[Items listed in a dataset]
--

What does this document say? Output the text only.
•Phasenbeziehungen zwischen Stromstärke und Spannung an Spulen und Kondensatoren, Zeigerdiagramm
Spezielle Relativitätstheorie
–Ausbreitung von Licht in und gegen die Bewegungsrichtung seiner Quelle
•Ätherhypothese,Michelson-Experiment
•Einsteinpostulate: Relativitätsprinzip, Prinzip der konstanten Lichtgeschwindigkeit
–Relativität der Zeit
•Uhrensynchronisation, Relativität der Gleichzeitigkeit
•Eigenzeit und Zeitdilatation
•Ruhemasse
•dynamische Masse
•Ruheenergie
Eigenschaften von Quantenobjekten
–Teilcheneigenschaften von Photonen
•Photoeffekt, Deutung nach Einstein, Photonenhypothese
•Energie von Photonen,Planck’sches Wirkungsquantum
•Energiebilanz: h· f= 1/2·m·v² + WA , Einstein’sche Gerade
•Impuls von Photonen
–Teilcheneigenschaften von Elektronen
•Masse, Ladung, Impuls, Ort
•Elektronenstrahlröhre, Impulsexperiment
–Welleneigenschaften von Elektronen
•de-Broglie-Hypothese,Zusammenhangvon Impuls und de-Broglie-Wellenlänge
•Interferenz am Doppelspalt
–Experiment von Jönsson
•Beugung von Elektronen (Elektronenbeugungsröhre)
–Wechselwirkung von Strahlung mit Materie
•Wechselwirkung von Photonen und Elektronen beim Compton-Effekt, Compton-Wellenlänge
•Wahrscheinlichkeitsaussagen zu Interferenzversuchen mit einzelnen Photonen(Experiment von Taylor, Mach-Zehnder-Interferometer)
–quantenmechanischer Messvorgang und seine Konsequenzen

--

◆ **WHAT THE EXERCISE ASKS**: Repeat the material above in full, keeping every word.

◆ **EXERCISE RESULT**:
What does this document say? Output the text only.
•Phasenbeziehungen zwischen Stromstärke und Spannung an Spulen und Kondensatoren, Zeigerdiagramm
Spezielle Relativitätstheorie
–Ausbreitung von Licht in und gegen die Bewegungsrichtung seiner Quelle
•Ätherhypothese,Michelson-Experiment
•Einsteinpostulate: Relativitätsprinzip, Prinzip der konstanten Lichtgeschwindigkeit
–Relativität der Zeit
•Uhrensynchronisation, Relativität der Gleichzeitigkeit
•Eigenzeit und Zeitdilatation
•Ruhemasse
•dynamische Masse
•Ruheenergie
Eigenschaften von Quantenobjekten
–Teilcheneigenschaften von Photonen
•Photoeffekt, Deutung nach Einstein, Photonenhypothese
•Energie von Photonen,Planck’sches Wirkungsquantum
•Energiebilanz: h· f= 1/2·m·v² + WA , Einstein’sche Gerade
•Impuls von Photonen
–Teilcheneigenschaften von Elektronen
•Masse, Ladung, Impuls, Ort
•Elektronenstrahlröhre, Impulsexperiment
–Welleneigenschaften von Elektronen
•de-Broglie-Hypothese,Zusammenhangvon Impuls und de-Broglie-Wellenlänge
•Interferenz am Doppelspalt
–Experiment von Jönsson
•Beugung von Elektronen (Elektronenbeugungsröhre)
–Wechselwirkung von Strahlung mit Materie
•Wechselwirkung von Photonen und Elektronen beim Compton-Effekt, Compton-Wellenlänge
•Wahrscheinlichkeitsaussagen zu Interferenzversuchen mit einzelnen Photonen(Experiment von Taylor, Mach-Zehnder-Interferometer)
–quantenmechanischer Messvorgang und seine Konsequenzen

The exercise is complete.